■ Set exercise: Copy out lines with the word "Frontiers" from the material that follows.
/---
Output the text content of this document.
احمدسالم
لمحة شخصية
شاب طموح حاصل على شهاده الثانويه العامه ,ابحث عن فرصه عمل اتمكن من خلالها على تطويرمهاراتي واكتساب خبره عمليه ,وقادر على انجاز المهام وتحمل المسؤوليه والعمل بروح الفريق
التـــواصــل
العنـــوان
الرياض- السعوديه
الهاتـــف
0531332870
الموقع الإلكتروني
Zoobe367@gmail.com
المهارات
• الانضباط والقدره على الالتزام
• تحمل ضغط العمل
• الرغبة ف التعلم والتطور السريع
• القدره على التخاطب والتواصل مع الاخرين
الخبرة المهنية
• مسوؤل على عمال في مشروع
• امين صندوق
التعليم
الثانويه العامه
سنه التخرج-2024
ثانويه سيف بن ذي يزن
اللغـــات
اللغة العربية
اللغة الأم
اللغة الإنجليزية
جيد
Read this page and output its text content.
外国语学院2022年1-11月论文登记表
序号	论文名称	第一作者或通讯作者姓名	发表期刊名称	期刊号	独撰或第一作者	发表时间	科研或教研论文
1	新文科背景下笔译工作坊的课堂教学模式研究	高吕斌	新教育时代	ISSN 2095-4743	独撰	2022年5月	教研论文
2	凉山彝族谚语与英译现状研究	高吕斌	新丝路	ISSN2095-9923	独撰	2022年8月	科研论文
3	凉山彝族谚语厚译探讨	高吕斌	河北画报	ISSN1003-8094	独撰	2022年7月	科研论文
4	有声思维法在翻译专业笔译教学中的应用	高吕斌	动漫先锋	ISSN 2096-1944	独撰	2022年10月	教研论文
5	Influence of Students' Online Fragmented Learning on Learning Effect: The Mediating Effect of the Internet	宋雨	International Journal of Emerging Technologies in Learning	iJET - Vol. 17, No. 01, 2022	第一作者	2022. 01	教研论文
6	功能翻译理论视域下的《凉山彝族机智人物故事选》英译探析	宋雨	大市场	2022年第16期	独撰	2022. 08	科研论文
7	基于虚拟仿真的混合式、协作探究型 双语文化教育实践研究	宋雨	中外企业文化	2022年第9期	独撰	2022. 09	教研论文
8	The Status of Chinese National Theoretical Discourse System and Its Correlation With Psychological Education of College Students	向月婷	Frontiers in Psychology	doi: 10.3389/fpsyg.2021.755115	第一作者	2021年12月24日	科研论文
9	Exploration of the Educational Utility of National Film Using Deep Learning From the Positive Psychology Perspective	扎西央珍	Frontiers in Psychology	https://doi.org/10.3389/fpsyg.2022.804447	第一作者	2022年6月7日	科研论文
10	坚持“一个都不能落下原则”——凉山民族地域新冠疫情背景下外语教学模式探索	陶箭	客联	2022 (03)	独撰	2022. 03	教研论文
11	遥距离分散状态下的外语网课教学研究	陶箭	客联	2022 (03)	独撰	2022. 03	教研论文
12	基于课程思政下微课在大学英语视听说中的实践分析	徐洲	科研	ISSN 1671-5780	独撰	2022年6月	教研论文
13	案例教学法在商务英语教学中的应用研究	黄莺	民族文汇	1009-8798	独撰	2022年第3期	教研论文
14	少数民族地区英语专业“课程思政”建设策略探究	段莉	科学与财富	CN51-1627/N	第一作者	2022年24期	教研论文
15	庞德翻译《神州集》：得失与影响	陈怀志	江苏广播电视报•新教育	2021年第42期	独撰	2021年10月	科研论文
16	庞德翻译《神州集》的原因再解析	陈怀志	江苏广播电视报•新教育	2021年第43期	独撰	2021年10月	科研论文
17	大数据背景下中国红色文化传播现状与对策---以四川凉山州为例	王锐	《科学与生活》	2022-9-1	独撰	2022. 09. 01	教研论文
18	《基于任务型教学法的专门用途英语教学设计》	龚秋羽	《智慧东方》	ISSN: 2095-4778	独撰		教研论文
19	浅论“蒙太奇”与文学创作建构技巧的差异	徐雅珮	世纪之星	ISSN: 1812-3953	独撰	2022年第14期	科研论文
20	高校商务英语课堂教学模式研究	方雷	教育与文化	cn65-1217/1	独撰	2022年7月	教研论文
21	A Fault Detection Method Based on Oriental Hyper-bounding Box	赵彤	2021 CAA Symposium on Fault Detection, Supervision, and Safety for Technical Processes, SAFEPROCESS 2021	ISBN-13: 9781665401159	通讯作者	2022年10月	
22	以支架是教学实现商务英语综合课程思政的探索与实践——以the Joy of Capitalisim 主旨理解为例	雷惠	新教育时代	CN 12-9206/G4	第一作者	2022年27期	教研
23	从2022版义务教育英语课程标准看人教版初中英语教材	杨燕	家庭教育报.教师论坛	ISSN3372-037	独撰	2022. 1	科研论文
\---
■ Expected answer:
8	The Status of Chinese National Theoretical Discourse System and Its Correlation With Psychological Education of College Students	向月婷	Frontiers in Psychology	doi: 10.3389/fpsyg.2021.755115	第一作者	2021年12月24日	科研论文
9	Exploration of the Educational Utility of National Film Using Deep Learning From the Positive Psychology Perspective	扎西央珍	Frontiers in Psychology	https://doi.org/10.3389/fpsyg.2022.804447	第一作者	2022年6月7日	科研论文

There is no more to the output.